::: Raw records :::

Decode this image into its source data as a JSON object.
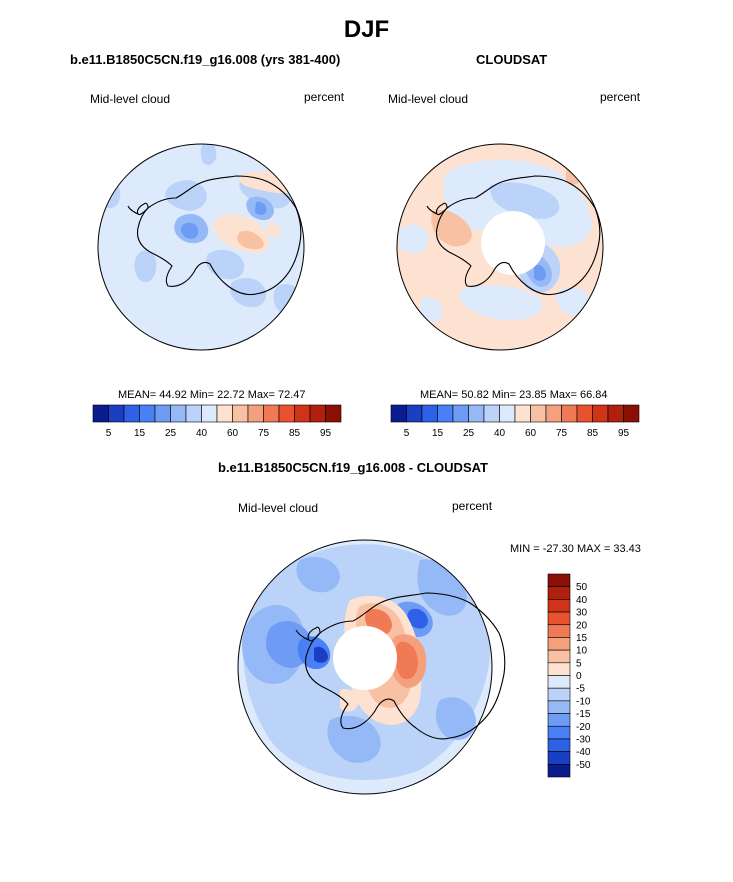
{
  "page": {
    "title": "DJF"
  },
  "chart_data": [
    {
      "type": "heatmap",
      "projection": "south-polar-stereographic",
      "title": "b.e11.B1850C5CN.f19_g16.008 (yrs 381-400)",
      "left_label": "Mid-level cloud",
      "right_label": "percent",
      "stats_text": {
        "mean_label": "MEAN=",
        "mean": "44.92",
        "min_label": "Min=",
        "min": "22.72",
        "max_label": "Max=",
        "max": "72.47"
      },
      "colorbar": {
        "orientation": "horizontal",
        "tick_labels": [
          "5",
          "15",
          "25",
          "40",
          "60",
          "75",
          "85",
          "95"
        ],
        "levels": [
          5,
          10,
          15,
          20,
          25,
          30,
          40,
          50,
          60,
          70,
          75,
          80,
          85,
          90,
          95
        ],
        "colors": [
          "#0a1c8f",
          "#1a3fc4",
          "#2d62e8",
          "#4a80f5",
          "#6e9cf5",
          "#95b8f6",
          "#bbd3f8",
          "#ddeafc",
          "#fde2d2",
          "#f9c1a3",
          "#f5a07c",
          "#f07a55",
          "#e8522f",
          "#d03318",
          "#b0200c",
          "#8a1005"
        ]
      },
      "background_value_color": "#ddeafc"
    },
    {
      "type": "heatmap",
      "projection": "south-polar-stereographic",
      "title": "CLOUDSAT",
      "left_label": "Mid-level cloud",
      "right_label": "percent",
      "stats_text": {
        "mean_label": "MEAN=",
        "mean": "50.82",
        "min_label": "Min=",
        "min": "23.85",
        "max_label": "Max=",
        "max": "66.84"
      },
      "colorbar": {
        "orientation": "horizontal",
        "tick_labels": [
          "5",
          "15",
          "25",
          "40",
          "60",
          "75",
          "85",
          "95"
        ],
        "levels": [
          5,
          10,
          15,
          20,
          25,
          30,
          40,
          50,
          60,
          70,
          75,
          80,
          85,
          90,
          95
        ],
        "colors": [
          "#0a1c8f",
          "#1a3fc4",
          "#2d62e8",
          "#4a80f5",
          "#6e9cf5",
          "#95b8f6",
          "#bbd3f8",
          "#ddeafc",
          "#fde2d2",
          "#f9c1a3",
          "#f5a07c",
          "#f07a55",
          "#e8522f",
          "#d03318",
          "#b0200c",
          "#8a1005"
        ]
      },
      "background_value_color": "#fde2d2",
      "missing_data_region": "pole"
    },
    {
      "type": "heatmap",
      "projection": "south-polar-stereographic",
      "title": "b.e11.B1850C5CN.f19_g16.008 - CLOUDSAT",
      "left_label": "Mid-level cloud",
      "right_label": "percent",
      "stats_text": {
        "min_label": "MIN =",
        "min": "-27.30",
        "max_label": "MAX =",
        "max": "33.43"
      },
      "colorbar": {
        "orientation": "vertical",
        "tick_labels": [
          "50",
          "40",
          "30",
          "20",
          "15",
          "10",
          "5",
          "0",
          "-5",
          "-10",
          "-15",
          "-20",
          "-30",
          "-40",
          "-50"
        ],
        "colors": [
          "#8a1005",
          "#b0200c",
          "#d03318",
          "#e8522f",
          "#f07a55",
          "#f5a07c",
          "#f9c1a3",
          "#fde2d2",
          "#ddeafc",
          "#bbd3f8",
          "#95b8f6",
          "#6e9cf5",
          "#4a80f5",
          "#2d62e8",
          "#1a3fc4",
          "#0a1c8f"
        ]
      },
      "background_value_color": "#ddeafc",
      "missing_data_region": "pole"
    }
  ]
}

:::

◆ Task statement: Copy each line of the entries that includes the word "CLOUDSAT".

◆ Written reply:
      "title": "CLOUDSAT",
      "title": "b.e11.B1850C5CN.f19_g16.008 - CLOUDSAT",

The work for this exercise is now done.